INSTRUCTION — Carry on the review of Zhang Yimou's film about the concubines, picking up right after its final sentence.

But more compelling than the beauty of the film is the story Director Zhang Yimou tells, a tale of paternity and imperious privilege set in early twentieth century China. He begins with the newly arrived fourth mistress, 19-year-old Songlian, a university student who, because of the death of her father, is forced to quit school. She chooses to marry a man of wealth. She is warned by her stepmother that she will be a concubine. She replies, isn't that our fate? Her cynicism and then her robust energy in seeking her ascendancy over the other sisters engages us and we identify with her struggle.
What is extraordinary about Zhang's direction is how easily and naturally the personalities of the characters are revealed. The first mistress ("big sister") is too old to be of any sexual interest to the master, yet she is the mother of the eldest son. The second mistress, who has given the master only a daughter, still dreams of having a son. Her devious schemes and plots are hidden by smiles and fake good will toward her sisters. The third mistress, an opera singer still vibrant and beautiful (in a fascinating performance by the intriguing Caifei He), uses her allure in vying for the master's attention. Songlian, in spite of herself, finds herself caught up in the competition with the others.
Gong Li, who plays Songlian, is very beautiful with a strength of character that one quite naturally admires. She has the gift, as does, for example, Julia Roberts, of being able to express a wide range of emotion with just a glance of her very expressive face.
Serving as a foil to the mistresses, and perhaps as the most poignant victim of the concubine system, is the servant girl Yan'er, played with a compelling veracity by Kong Lin. She is occasionally (how shall I say this for Amazon?) "touched," to use Songlian's term, by the master, and so she dreamed of being the fourth mistress. But when the fourth mistress arrives, her dreams are shattered, and in her jealousy she hates Songlian and plots against her. One of the most memorable scenes in the movie is when Songlian, thinking Yan'er has stolen her flute, forces open the servant girl's room and finds it flooded with.... Well, you should see.
Note well that the master is only hazily observed. He is a personage, a man of wealth. That is enough to know about him. He is as interchangeable as the harem masters on a beach of elephant seals. But because he has wealth, he can engage concubines who must compete with one another through him to find their station in life. One gets a sense of what it might be like in the harem system practiced by gorillas and the sheiks and warlords of old. One pleases the master not because one loves the master (although one does of course because humans tend to love their masters) but because in pleasing the master one rises above the others. Thus the triumphant call, "Light the lanterns in the third house!"

EXCERPTED RECORDS —
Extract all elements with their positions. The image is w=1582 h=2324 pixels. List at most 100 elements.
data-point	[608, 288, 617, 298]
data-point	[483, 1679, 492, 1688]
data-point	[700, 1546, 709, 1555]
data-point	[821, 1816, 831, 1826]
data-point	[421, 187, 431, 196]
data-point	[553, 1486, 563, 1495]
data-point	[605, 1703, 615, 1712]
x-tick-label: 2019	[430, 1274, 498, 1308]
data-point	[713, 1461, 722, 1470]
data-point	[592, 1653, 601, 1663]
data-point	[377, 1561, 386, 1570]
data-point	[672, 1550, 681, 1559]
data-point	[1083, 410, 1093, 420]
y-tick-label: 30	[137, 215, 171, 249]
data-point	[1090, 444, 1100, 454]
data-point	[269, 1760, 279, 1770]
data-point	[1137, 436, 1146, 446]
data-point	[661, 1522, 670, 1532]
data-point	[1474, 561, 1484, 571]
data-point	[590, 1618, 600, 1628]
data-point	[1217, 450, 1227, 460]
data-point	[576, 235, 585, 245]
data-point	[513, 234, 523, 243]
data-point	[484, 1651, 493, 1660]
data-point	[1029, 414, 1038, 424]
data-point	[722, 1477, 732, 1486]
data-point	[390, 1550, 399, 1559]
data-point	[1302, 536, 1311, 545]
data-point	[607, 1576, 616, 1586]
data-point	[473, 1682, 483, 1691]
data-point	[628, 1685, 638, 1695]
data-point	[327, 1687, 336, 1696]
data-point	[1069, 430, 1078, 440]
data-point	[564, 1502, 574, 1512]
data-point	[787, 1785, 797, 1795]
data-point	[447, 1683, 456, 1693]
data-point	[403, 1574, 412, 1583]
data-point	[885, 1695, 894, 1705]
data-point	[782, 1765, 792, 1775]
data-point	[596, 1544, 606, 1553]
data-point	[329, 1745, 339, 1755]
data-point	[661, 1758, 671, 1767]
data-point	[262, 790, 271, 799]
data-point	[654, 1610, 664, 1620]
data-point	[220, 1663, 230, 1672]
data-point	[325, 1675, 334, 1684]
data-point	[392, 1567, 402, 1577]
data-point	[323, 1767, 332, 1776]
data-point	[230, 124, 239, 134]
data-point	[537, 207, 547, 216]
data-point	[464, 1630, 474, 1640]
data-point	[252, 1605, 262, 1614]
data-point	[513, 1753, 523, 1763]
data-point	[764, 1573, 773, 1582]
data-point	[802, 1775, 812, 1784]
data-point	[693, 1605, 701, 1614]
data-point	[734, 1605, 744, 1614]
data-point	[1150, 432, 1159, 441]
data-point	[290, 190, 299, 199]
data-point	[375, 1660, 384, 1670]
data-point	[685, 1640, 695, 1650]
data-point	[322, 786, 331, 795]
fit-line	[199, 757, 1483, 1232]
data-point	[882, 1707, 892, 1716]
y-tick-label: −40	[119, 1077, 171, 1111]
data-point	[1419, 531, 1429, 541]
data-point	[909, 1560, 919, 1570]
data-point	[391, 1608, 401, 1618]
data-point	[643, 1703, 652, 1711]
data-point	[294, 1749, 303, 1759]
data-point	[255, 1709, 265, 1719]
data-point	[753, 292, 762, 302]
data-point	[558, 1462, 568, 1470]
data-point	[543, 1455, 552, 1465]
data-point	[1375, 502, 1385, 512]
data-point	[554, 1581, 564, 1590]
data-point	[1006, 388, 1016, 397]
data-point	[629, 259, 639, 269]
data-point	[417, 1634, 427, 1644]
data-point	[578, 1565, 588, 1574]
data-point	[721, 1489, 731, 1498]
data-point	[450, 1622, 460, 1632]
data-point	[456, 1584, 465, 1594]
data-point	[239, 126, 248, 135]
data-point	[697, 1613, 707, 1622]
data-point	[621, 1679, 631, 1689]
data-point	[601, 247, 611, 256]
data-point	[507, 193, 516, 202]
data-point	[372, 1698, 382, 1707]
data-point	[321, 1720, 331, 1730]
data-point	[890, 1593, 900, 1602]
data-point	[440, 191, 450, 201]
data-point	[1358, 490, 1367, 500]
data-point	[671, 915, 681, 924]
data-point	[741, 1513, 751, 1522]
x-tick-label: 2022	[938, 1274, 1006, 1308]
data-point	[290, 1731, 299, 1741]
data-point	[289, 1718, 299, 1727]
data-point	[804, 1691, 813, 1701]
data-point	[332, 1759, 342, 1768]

SOLVED PROBLEM —
Most people no doubt lament the life of the mistresses. Yet women in poor places may wish such a life upon themselves. But concubines are just prostitutes, really, one might say, trapped by a system of male privilege. But I would remind those who see only that, that for every wife the "master" has, that is one wife another man will not have. The system does NOT favor males. It favors wealth and privilege. In such a system there are many men without wives, fomenting unrest, which is why modern states forbid polygamy.
What does a man do with the capital he accumulates or inherits? If the system allows, he spends it on women and the assurance of his paternity. And why is that possible? Because many women--Songlian is our example--would rather be the fourth wife of a rich man than the first and only wife of a poor man. Many women would rather be used by a man of wealth than rule the household of a nerd. This is the way humans are, and any sexist interpretation of this movie misses this truth.
The real horror depicted here, though, is in the brutality used to maintain the system, not in the polygamy itself. The women who follow the rules and beget the master's children, especially if they are sons, enjoy a pampered and secure existence Those who do not are dealt with severely, branded as mad, or even murdered. Note the similar experience of the wives of Henry VIII, for example, within the English system of serial monogamy.
This is a great movie, like a timeless novel fully realized, directed by a visual genius, from a script of great psychological power. Don't miss this one. It's one of the best ever made.
In response to the comments that this film is boring, shallow or without a character to identify with: Please study some Chinese history before you make such judgments. The story we see is a visual treat but overlays a much deeper story of China in myriad aspects. Perhaps you are unaware that films and books of the period had to tread lightly on topics that were not merely taboo but could result in danger for all connected. Thus, a slight symbolic representation often took place. Sort of poetic shorthand. Not unlike Chinese art that may seem to be about the season of autumn but is actually about death or change or loss. Nevertheless, any film must stand on its own regardless of the background. This film includes acting scenes that are incredibly forceful and still so gentle. The photography, costumes, sound and music blend into a cinematic work of art. I found the character completely believable, a woman bound in a tradition from which she found no escape except death or madness. And for those who sneer at the opera singer, imagine how the music you enjoy would sound to someone who has a completely different background. Please accept cultural diversity and let your mind and heart be enlarged!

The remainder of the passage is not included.